Written instruction. Copy out every line exactly as given.

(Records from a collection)

^^^^^^^^

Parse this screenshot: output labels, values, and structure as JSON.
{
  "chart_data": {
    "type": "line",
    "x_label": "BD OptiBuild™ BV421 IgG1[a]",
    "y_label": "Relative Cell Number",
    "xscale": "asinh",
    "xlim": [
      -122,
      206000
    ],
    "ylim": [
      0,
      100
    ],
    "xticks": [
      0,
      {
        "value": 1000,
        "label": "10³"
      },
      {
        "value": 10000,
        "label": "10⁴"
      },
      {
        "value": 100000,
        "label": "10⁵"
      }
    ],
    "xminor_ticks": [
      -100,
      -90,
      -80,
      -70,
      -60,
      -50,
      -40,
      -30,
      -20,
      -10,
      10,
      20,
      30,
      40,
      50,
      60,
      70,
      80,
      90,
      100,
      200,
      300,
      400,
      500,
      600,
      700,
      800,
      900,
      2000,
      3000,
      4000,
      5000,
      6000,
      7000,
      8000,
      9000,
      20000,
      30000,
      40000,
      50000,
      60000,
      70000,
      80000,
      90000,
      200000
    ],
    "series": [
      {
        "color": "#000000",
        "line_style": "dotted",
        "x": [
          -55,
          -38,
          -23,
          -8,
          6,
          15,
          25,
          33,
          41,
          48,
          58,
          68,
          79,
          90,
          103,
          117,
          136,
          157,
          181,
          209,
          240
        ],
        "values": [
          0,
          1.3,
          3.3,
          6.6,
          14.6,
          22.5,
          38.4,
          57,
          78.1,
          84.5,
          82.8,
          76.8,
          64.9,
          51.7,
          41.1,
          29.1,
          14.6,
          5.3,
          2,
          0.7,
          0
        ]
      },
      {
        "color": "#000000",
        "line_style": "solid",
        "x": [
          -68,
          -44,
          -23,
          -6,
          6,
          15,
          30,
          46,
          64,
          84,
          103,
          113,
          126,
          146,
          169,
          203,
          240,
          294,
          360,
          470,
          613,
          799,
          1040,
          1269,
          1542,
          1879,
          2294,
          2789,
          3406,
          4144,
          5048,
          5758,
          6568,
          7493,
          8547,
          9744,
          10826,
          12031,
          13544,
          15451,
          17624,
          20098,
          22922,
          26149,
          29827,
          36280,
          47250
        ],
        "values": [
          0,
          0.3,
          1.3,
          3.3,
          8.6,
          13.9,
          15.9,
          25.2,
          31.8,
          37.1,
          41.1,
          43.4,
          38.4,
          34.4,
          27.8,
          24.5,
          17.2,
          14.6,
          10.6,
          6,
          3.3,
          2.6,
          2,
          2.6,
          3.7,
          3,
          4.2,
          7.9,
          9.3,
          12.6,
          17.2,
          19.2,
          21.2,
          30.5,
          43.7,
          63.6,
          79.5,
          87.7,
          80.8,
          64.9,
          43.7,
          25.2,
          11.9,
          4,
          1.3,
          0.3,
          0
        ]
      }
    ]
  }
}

^^^^^^^^

Output of the task.
Parse this screenshot: output labels, values, and structure as JSON.
{
  "chart_data": {
    "type": "line",
    "x_label": "BD OptiBuild™ BV421 IgG1[a]",
    "y_label": "Relative Cell Number",
    "xscale": "asinh",
    "xlim": [
      -122,
      206000
    ],
    "ylim": [
      0,
      100
    ],
    "xticks": [
      0,
      {
        "value": 1000,
        "label": "10³"
      },
      {
        "value": 10000,
        "label": "10⁴"
      },
      {
        "value": 100000,
        "label": "10⁵"
      }
    ],
    "xminor_ticks": [
      -100,
      -90,
      -80,
      -70,
      -60,
      -50,
      -40,
      -30,
      -20,
      -10,
      10,
      20,
      30,
      40,
      50,
      60,
      70,
      80,
      90,
      100,
      200,
      300,
      400,
      500,
      600,
      700,
      800,
      900,
      2000,
      3000,
      4000,
      5000,
      6000,
      7000,
      8000,
      9000,
      20000,
      30000,
      40000,
      50000,
      60000,
      70000,
      80000,
      90000,
      200000
    ],
    "series": [
      {
        "color": "#000000",
        "line_style": "dotted",
        "x": [
          -55,
          -38,
          -23,
          -8,
          6,
          15,
          25,
          33,
          41,
          48,
          58,
          68,
          79,
          90,
          103,
          117,
          136,
          157,
          181,
          209,
          240
        ],
        "values": [
          0,
          1.3,
          3.3,
          6.6,
          14.6,
          22.5,
          38.4,
          57,
          78.1,
          84.5,
          82.8,
          76.8,
          64.9,
          51.7,
          41.1,
          29.1,
          14.6,
          5.3,
          2,
          0.7,
          0
        ]
      },
      {
        "color": "#000000",
        "line_style": "solid",
        "x": [
          -68,
          -44,
          -23,
          -6,
          6,
          15,
          30,
          46,
          64,
          84,
          103,
          113,
          126,
          146,
          169,
          203,
          240,
          294,
          360,
          470,
          613,
          799,
          1040,
          1269,
          1542,
          1879,
          2294,
          2789,
          3406,
          4144,
          5048,
          5758,
          6568,
          7493,
          8547,
          9744,
          10826,
          12031,
          13544,
          15451,
          17624,
          20098,
          22922,
          26149,
          29827,
          36280,
          47250
        ],
        "values": [
          0,
          0.3,
          1.3,
          3.3,
          8.6,
          13.9,
          15.9,
          25.2,
          31.8,
          37.1,
          41.1,
          43.4,
          38.4,
          34.4,
          27.8,
          24.5,
          17.2,
          14.6,
          10.6,
          6,
          3.3,
          2.6,
          2,
          2.6,
          3.7,
          3,
          4.2,
          7.9,
          9.3,
          12.6,
          17.2,
          19.2,
          21.2,
          30.5,
          43.7,
          63.6,
          79.5,
          87.7,
          80.8,
          64.9,
          43.7,
          25.2,
          11.9,
          4,
          1.3,
          0.3,
          0
        ]
      }
    ]
  }
}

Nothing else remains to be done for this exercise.